YOUR INSTRUCTIONS >>
It is required that all of the data be written out exactly.

++++ DATA SHOWN

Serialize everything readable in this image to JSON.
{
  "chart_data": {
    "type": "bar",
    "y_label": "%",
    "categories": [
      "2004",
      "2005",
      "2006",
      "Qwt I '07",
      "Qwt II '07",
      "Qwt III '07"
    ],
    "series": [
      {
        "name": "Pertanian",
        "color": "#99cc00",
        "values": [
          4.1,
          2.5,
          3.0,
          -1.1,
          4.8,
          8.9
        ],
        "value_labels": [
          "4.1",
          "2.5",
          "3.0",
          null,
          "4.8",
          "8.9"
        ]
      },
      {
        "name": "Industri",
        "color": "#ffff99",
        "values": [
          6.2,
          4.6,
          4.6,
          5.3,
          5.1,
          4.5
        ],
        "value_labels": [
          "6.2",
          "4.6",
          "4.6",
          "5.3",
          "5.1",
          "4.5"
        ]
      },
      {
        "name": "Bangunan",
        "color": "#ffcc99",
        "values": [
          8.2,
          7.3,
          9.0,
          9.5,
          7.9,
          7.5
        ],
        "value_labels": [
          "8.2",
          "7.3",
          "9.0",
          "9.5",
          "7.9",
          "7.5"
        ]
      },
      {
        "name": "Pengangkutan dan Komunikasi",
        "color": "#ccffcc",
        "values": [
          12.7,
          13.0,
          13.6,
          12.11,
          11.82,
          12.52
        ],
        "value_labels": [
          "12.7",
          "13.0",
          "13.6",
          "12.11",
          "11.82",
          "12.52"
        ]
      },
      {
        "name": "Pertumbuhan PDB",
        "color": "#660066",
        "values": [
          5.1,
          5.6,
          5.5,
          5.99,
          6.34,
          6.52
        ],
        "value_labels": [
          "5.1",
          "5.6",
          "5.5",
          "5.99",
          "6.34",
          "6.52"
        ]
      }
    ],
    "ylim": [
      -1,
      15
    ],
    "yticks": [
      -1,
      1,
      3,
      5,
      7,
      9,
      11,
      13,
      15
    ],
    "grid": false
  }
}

++++++++

RESPONSE TO THIS TASK >>
Serialize everything readable in this image to JSON.
{
  "chart_data": {
    "type": "bar",
    "y_label": "%",
    "categories": [
      "2004",
      "2005",
      "2006",
      "Qwt I '07",
      "Qwt II '07",
      "Qwt III '07"
    ],
    "series": [
      {
        "name": "Pertanian",
        "color": "#99cc00",
        "values": [
          4.1,
          2.5,
          3.0,
          -1.1,
          4.8,
          8.9
        ],
        "value_labels": [
          "4.1",
          "2.5",
          "3.0",
          null,
          "4.8",
          "8.9"
        ]
      },
      {
        "name": "Industri",
        "color": "#ffff99",
        "values": [
          6.2,
          4.6,
          4.6,
          5.3,
          5.1,
          4.5
        ],
        "value_labels": [
          "6.2",
          "4.6",
          "4.6",
          "5.3",
          "5.1",
          "4.5"
        ]
      },
      {
        "name": "Bangunan",
        "color": "#ffcc99",
        "values": [
          8.2,
          7.3,
          9.0,
          9.5,
          7.9,
          7.5
        ],
        "value_labels": [
          "8.2",
          "7.3",
          "9.0",
          "9.5",
          "7.9",
          "7.5"
        ]
      },
      {
        "name": "Pengangkutan dan Komunikasi",
        "color": "#ccffcc",
        "values": [
          12.7,
          13.0,
          13.6,
          12.11,
          11.82,
          12.52
        ],
        "value_labels": [
          "12.7",
          "13.0",
          "13.6",
          "12.11",
          "11.82",
          "12.52"
        ]
      },
      {
        "name": "Pertumbuhan PDB",
        "color": "#660066",
        "values": [
          5.1,
          5.6,
          5.5,
          5.99,
          6.34,
          6.52
        ],
        "value_labels": [
          "5.1",
          "5.6",
          "5.5",
          "5.99",
          "6.34",
          "6.52"
        ]
      }
    ],
    "ylim": [
      -1,
      15
    ],
    "yticks": [
      -1,
      1,
      3,
      5,
      7,
      9,
      11,
      13,
      15
    ],
    "grid": false
  }
}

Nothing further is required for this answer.